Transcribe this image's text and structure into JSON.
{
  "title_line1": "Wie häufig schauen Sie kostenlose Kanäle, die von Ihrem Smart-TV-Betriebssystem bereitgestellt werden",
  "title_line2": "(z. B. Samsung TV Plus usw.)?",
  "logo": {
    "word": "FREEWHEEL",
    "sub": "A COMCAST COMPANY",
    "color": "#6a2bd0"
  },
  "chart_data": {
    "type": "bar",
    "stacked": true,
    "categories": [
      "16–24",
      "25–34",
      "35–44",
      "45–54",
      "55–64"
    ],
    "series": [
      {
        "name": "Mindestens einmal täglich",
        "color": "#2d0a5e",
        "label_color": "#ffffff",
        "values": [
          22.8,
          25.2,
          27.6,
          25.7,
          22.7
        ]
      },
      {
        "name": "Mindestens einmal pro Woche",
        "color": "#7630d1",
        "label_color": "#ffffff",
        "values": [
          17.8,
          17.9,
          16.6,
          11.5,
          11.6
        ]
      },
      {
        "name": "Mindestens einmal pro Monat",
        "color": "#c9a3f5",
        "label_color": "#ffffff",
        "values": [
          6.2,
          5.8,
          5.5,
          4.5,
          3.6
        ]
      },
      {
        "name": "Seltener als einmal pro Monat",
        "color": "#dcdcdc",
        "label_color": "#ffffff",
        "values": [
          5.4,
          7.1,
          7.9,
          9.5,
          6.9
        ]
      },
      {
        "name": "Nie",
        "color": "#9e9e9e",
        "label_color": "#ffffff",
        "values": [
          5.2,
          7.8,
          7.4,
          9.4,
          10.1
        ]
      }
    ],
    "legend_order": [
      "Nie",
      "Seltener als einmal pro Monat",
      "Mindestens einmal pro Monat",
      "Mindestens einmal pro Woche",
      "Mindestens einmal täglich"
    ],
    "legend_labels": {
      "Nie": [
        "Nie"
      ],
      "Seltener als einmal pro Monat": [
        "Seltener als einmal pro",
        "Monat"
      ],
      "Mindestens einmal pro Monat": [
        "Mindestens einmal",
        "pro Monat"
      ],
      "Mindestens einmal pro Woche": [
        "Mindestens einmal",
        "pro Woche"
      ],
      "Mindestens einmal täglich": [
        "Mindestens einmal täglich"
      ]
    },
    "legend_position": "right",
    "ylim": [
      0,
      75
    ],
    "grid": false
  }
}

=-=-=-=-=

**Work to be completed**. All of the data must be returned exactly.

**Written answer**.
Transcribe this image's text and structure into JSON.
{
  "title_line1": "Wie häufig schauen Sie kostenlose Kanäle, die von Ihrem Smart-TV-Betriebssystem bereitgestellt werden",
  "title_line2": "(z. B. Samsung TV Plus usw.)?",
  "logo": {
    "word": "FREEWHEEL",
    "sub": "A COMCAST COMPANY",
    "color": "#6a2bd0"
  },
  "chart_data": {
    "type": "bar",
    "stacked": true,
    "categories": [
      "16–24",
      "25–34",
      "35–44",
      "45–54",
      "55–64"
    ],
    "series": [
      {
        "name": "Mindestens einmal täglich",
        "color": "#2d0a5e",
        "label_color": "#ffffff",
        "values": [
          22.8,
          25.2,
          27.6,
          25.7,
          22.7
        ]
      },
      {
        "name": "Mindestens einmal pro Woche",
        "color": "#7630d1",
        "label_color": "#ffffff",
        "values": [
          17.8,
          17.9,
          16.6,
          11.5,
          11.6
        ]
      },
      {
        "name": "Mindestens einmal pro Monat",
        "color": "#c9a3f5",
        "label_color": "#ffffff",
        "values": [
          6.2,
          5.8,
          5.5,
          4.5,
          3.6
        ]
      },
      {
        "name": "Seltener als einmal pro Monat",
        "color": "#dcdcdc",
        "label_color": "#ffffff",
        "values": [
          5.4,
          7.1,
          7.9,
          9.5,
          6.9
        ]
      },
      {
        "name": "Nie",
        "color": "#9e9e9e",
        "label_color": "#ffffff",
        "values": [
          5.2,
          7.8,
          7.4,
          9.4,
          10.1
        ]
      }
    ],
    "legend_order": [
      "Nie",
      "Seltener als einmal pro Monat",
      "Mindestens einmal pro Monat",
      "Mindestens einmal pro Woche",
      "Mindestens einmal täglich"
    ],
    "legend_labels": {
      "Nie": [
        "Nie"
      ],
      "Seltener als einmal pro Monat": [
        "Seltener als einmal pro",
        "Monat"
      ],
      "Mindestens einmal pro Monat": [
        "Mindestens einmal",
        "pro Monat"
      ],
      "Mindestens einmal pro Woche": [
        "Mindestens einmal",
        "pro Woche"
      ],
      "Mindestens einmal täglich": [
        "Mindestens einmal täglich"
      ]
    },
    "legend_position": "right",
    "ylim": [
      0,
      75
    ],
    "grid": false
  }
}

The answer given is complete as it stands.